For JGrrey, 2020 was a calmer version of the year before which saw her breaking into the music industry on a global scale. In 2019, the singer released two EPs, Grreydaze and Ugh, which established her as a multifaceted and promising emerging artist – but don’t take my word for it. The songstress caught the attention of pop sensation Billie Eilish who invited JGrrey to join her on the European leg of the When We All Fall Asleep tour.
Despite the obstacles of 2020, JGrrey was able to push through and explore new approaches to her song-writing process. “I’m now at this point where I’m making a lot of music and collaborating with a lot of people which is something I didn’t particularly do pre-lockdown”, she says. Usually, she likes to find inspiration for her songs from “the most ridiculous things” including impromptu daydreaming sessions. “A lot of the time the song just happens to me, I don’t happen to it.”

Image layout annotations
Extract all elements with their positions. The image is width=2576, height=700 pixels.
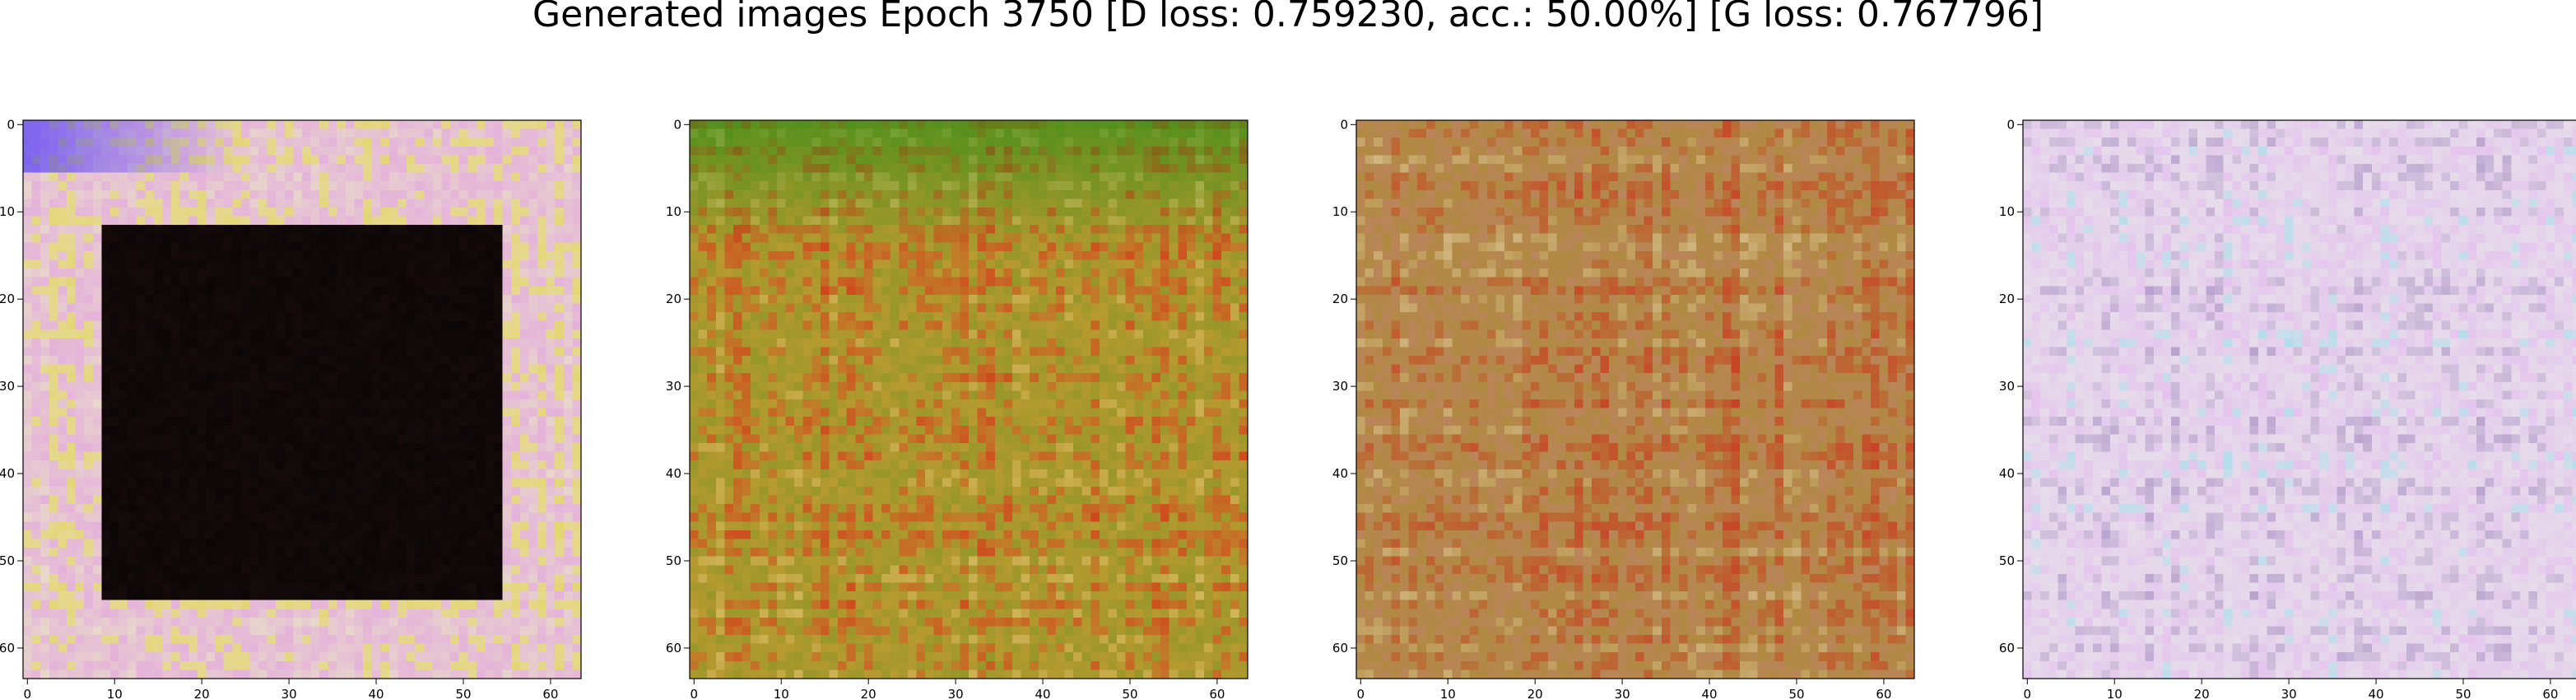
x-tick-label: 30 xyxy=(281,687,297,700)
generated-image xyxy=(2023,120,2576,679)
x-tick-label: 40 xyxy=(1035,687,1051,700)
x-tick-label: 20 xyxy=(1527,687,1543,700)
y-tick-label: 10 xyxy=(666,204,681,219)
y-tick-label: 0 xyxy=(7,117,15,132)
y-tick-label: 20 xyxy=(0,292,15,306)
generated-image xyxy=(23,120,581,679)
y-tick-label: 60 xyxy=(0,641,15,656)
x-tick-label: 50 xyxy=(455,687,471,700)
y-tick-label: 40 xyxy=(666,466,681,481)
x-tick-label: 50 xyxy=(1788,687,1804,700)
x-tick-label: 30 xyxy=(2281,687,2297,700)
y-tick-label: 50 xyxy=(666,553,681,568)
x-tick-label: 0 xyxy=(24,687,32,700)
figure-title: Generated images Epoch 3750 [D loss: 0.7… xyxy=(532,0,2044,35)
axes-frame xyxy=(2022,119,2576,679)
x-tick-label: 60 xyxy=(1876,687,1891,700)
y-tick-label: 30 xyxy=(1999,379,2015,394)
y-tick-label: 0 xyxy=(1340,117,1348,132)
x-tick-label: 10 xyxy=(1440,687,1456,700)
x-tick-label: 40 xyxy=(369,687,384,700)
x-tick-label: 40 xyxy=(1702,687,1718,700)
x-tick-label: 0 xyxy=(690,687,699,700)
subplot-3: 0 10 20 30 40 50 60 0 10 20 30 40 50 60 xyxy=(1332,117,1915,700)
y-tick-label: 40 xyxy=(1332,466,1348,481)
y-tick-label: 30 xyxy=(0,379,15,394)
subplot-2: 0 10 20 30 40 50 60 0 10 20 30 40 50 60 xyxy=(666,117,1248,700)
x-tick-label: 20 xyxy=(861,687,876,700)
axes-frame xyxy=(1355,119,1915,679)
y-tick-label: 20 xyxy=(666,292,681,306)
axes-frame xyxy=(22,119,582,679)
x-tick-label: 50 xyxy=(2455,687,2471,700)
y-tick-label: 50 xyxy=(1332,553,1348,568)
subplot-1: 0 10 20 30 40 50 60 0 10 20 30 40 50 60 xyxy=(0,117,582,700)
y-tick-label: 0 xyxy=(673,117,681,132)
y-tick-label: 60 xyxy=(666,641,681,656)
x-tick-label: 60 xyxy=(1209,687,1225,700)
subplot-4: 0 10 20 30 40 50 60 0 10 20 30 40 50 60 xyxy=(1999,117,2576,700)
x-tick-label: 60 xyxy=(2542,687,2558,700)
axes-frame xyxy=(689,119,1248,679)
y-tick-label: 10 xyxy=(0,204,15,219)
x-tick-label: 50 xyxy=(1122,687,1137,700)
y-tick-label: 20 xyxy=(1999,292,2015,306)
y-tick-label: 10 xyxy=(1999,204,2015,219)
y-tick-label: 60 xyxy=(1999,641,2015,656)
x-tick-label: 20 xyxy=(194,687,210,700)
y-tick-label: 10 xyxy=(1332,204,1348,219)
y-tick-label: 40 xyxy=(1999,466,2015,481)
x-tick-label: 30 xyxy=(948,687,964,700)
x-tick-label: 40 xyxy=(2369,687,2384,700)
generated-image xyxy=(1356,120,1914,679)
y-tick-label: 50 xyxy=(1999,553,2015,568)
generated-image xyxy=(690,120,1248,679)
x-tick-label: 0 xyxy=(2024,687,2032,700)
x-tick-label: 20 xyxy=(2194,687,2210,700)
x-tick-label: 10 xyxy=(107,687,123,700)
y-tick-label: 30 xyxy=(1332,379,1348,394)
x-tick-label: 10 xyxy=(2107,687,2123,700)
y-tick-label: 50 xyxy=(0,553,15,568)
x-tick-label: 30 xyxy=(1615,687,1630,700)
y-tick-label: 20 xyxy=(1332,292,1348,306)
x-tick-label: 0 xyxy=(1357,687,1365,700)
x-tick-label: 10 xyxy=(774,687,789,700)
y-tick-label: 0 xyxy=(2006,117,2015,132)
y-tick-label: 40 xyxy=(0,466,15,481)
x-tick-label: 60 xyxy=(542,687,558,700)
y-tick-label: 30 xyxy=(666,379,681,394)
y-tick-label: 60 xyxy=(1332,641,1348,656)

• **DIRECTIONS**:
• 1. Answer these questions using the passage about JGrrey.
(a) What were the names of the two EPs she released in 2019?
(b) Which artist invited her on tour, and what was the tour called?
(c) According to the passage, where does she usually find inspiration for her songs?
• 2. Reproduce the passage about JGrrey word for word, starting at the words "For JGrrey, 2020" and stopping after "Fall Asleep tour.".
• 3. Write what comes next in the passage about JGrrey, picking up after its final sentence.

• **TASK RESULTS**:
• 1.
(a) Grreydaze and Ugh.
(b) Billie Eilish invited her to join the European leg of the When We All Fall Asleep tour.
(c) She finds it in "the most ridiculous things," including impromptu daydreaming sessions.

• 2.
For JGrrey, 2020 was a calmer version of the year before which saw her breaking into the music industry on a global scale. In 2019, the singer released two EPs, Grreydaze and Ugh, which established her as a multifaceted and promising emerging artist – but don’t take my word for it. The songstress caught the attention of pop sensation Billie Eilish who invited JGrrey to join her on the European leg of the When We All Fall Asleep tour.

• 3.
And so it happened, the newest single ‘Down’ perfectly encapsulates the young singer’s dreamy spirit, signature groovy melodies and candid lyrics. “‘Down’ is all about letting go [and] finding calm in the chaos of freedom”, she says. Against a backdrop of old-school hip-hop beats à la Wu-Tang Clan, the lyrics show the songstress navigating her way through life by being fearless, open and easy-going. Backed by an echoing choir, the singer breaks into a melodious chorus chanting “Whatever it is / you know that I’m down” – a confident sentiment about the artist’s creative and personal emancipation. “It’s a song and a sound I needed to make, a lot of the time I make music for my fans. Selfishly, I needed to make this one for myself,” she admits.
‘Down’ is a song and a sound I needed to make, a lot of the time I make music for my fans. Selfishly, I needed to make this one for myself.
Besides broadening her musical horizon, the artist introduced GRREY’S WORRLD – a live-music show featuring special guests dedicated to spending some virtual quality time with her loyal fans. “GRREY’S WORRLD was something I wanted to create to just be unapologetically myself, because if I’m curating it, If I’m styling it, if I’m putting it together, it’s 100% me,” she says. The first episode launched earlier this year and saw JGrrey performing her hit song ‘For Keeps’ and latest singles ‘Ain’t So’ and ‘Doubt Nothing’ outro-ed by DJ and long-time collaborator Owen Cutts.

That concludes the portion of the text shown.